§ What you need to do
Copy out every record precisely.

[Begin]

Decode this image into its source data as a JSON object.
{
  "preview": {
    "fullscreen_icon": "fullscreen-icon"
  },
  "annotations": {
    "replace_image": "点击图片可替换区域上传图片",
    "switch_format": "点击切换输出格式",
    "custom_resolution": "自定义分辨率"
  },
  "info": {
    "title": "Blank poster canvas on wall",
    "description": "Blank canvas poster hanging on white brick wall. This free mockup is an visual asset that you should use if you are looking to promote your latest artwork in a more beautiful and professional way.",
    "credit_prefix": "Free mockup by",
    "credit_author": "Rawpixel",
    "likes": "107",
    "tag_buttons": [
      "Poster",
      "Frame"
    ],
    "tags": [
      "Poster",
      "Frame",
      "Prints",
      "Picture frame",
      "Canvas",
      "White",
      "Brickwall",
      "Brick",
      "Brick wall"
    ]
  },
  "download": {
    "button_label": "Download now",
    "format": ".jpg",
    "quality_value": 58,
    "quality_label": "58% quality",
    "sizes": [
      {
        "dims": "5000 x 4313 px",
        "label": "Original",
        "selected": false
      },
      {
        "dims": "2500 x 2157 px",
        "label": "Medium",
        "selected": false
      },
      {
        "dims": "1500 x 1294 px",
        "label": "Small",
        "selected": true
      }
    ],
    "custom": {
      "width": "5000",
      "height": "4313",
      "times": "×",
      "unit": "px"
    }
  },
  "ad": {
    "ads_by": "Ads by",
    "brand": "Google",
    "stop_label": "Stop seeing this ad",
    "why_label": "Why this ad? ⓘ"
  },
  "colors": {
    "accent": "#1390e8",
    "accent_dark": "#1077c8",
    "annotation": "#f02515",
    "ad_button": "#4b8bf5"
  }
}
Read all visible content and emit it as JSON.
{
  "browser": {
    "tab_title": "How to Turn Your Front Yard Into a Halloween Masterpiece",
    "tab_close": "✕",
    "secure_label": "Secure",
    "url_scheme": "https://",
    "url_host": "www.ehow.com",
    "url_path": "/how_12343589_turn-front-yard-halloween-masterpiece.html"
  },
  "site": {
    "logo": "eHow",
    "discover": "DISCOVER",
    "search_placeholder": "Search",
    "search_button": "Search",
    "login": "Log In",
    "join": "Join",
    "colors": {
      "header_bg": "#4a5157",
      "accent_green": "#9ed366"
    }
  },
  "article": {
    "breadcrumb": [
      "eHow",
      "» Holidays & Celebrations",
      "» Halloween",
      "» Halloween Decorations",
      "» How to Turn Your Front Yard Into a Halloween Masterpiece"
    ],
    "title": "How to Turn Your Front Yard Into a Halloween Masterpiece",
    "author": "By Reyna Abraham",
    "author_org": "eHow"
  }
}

[End]

§ Answer below
Decode this image into its source data as a JSON object.
{
  "preview": {
    "fullscreen_icon": "fullscreen-icon"
  },
  "annotations": {
    "replace_image": "点击图片可替换区域上传图片",
    "switch_format": "点击切换输出格式",
    "custom_resolution": "自定义分辨率"
  },
  "info": {
    "title": "Blank poster canvas on wall",
    "description": "Blank canvas poster hanging on white brick wall. This free mockup is an visual asset that you should use if you are looking to promote your latest artwork in a more beautiful and professional way.",
    "credit_prefix": "Free mockup by",
    "credit_author": "Rawpixel",
    "likes": "107",
    "tag_buttons": [
      "Poster",
      "Frame"
    ],
    "tags": [
      "Poster",
      "Frame",
      "Prints",
      "Picture frame",
      "Canvas",
      "White",
      "Brickwall",
      "Brick",
      "Brick wall"
    ]
  },
  "download": {
    "button_label": "Download now",
    "format": ".jpg",
    "quality_value": 58,
    "quality_label": "58% quality",
    "sizes": [
      {
        "dims": "5000 x 4313 px",
        "label": "Original",
        "selected": false
      },
      {
        "dims": "2500 x 2157 px",
        "label": "Medium",
        "selected": false
      },
      {
        "dims": "1500 x 1294 px",
        "label": "Small",
        "selected": true
      }
    ],
    "custom": {
      "width": "5000",
      "height": "4313",
      "times": "×",
      "unit": "px"
    }
  },
  "ad": {
    "ads_by": "Ads by",
    "brand": "Google",
    "stop_label": "Stop seeing this ad",
    "why_label": "Why this ad? ⓘ"
  },
  "colors": {
    "accent": "#1390e8",
    "accent_dark": "#1077c8",
    "annotation": "#f02515",
    "ad_button": "#4b8bf5"
  }
}
Read all visible content and emit it as JSON.
{
  "browser": {
    "tab_title": "How to Turn Your Front Yard Into a Halloween Masterpiece",
    "tab_close": "✕",
    "secure_label": "Secure",
    "url_scheme": "https://",
    "url_host": "www.ehow.com",
    "url_path": "/how_12343589_turn-front-yard-halloween-masterpiece.html"
  },
  "site": {
    "logo": "eHow",
    "discover": "DISCOVER",
    "search_placeholder": "Search",
    "search_button": "Search",
    "login": "Log In",
    "join": "Join",
    "colors": {
      "header_bg": "#4a5157",
      "accent_green": "#9ed366"
    }
  },
  "article": {
    "breadcrumb": [
      "eHow",
      "» Holidays & Celebrations",
      "» Halloween",
      "» Halloween Decorations",
      "» How to Turn Your Front Yard Into a Halloween Masterpiece"
    ],
    "title": "How to Turn Your Front Yard Into a Halloween Masterpiece",
    "author": "By Reyna Abraham",
    "author_org": "eHow"
  }
}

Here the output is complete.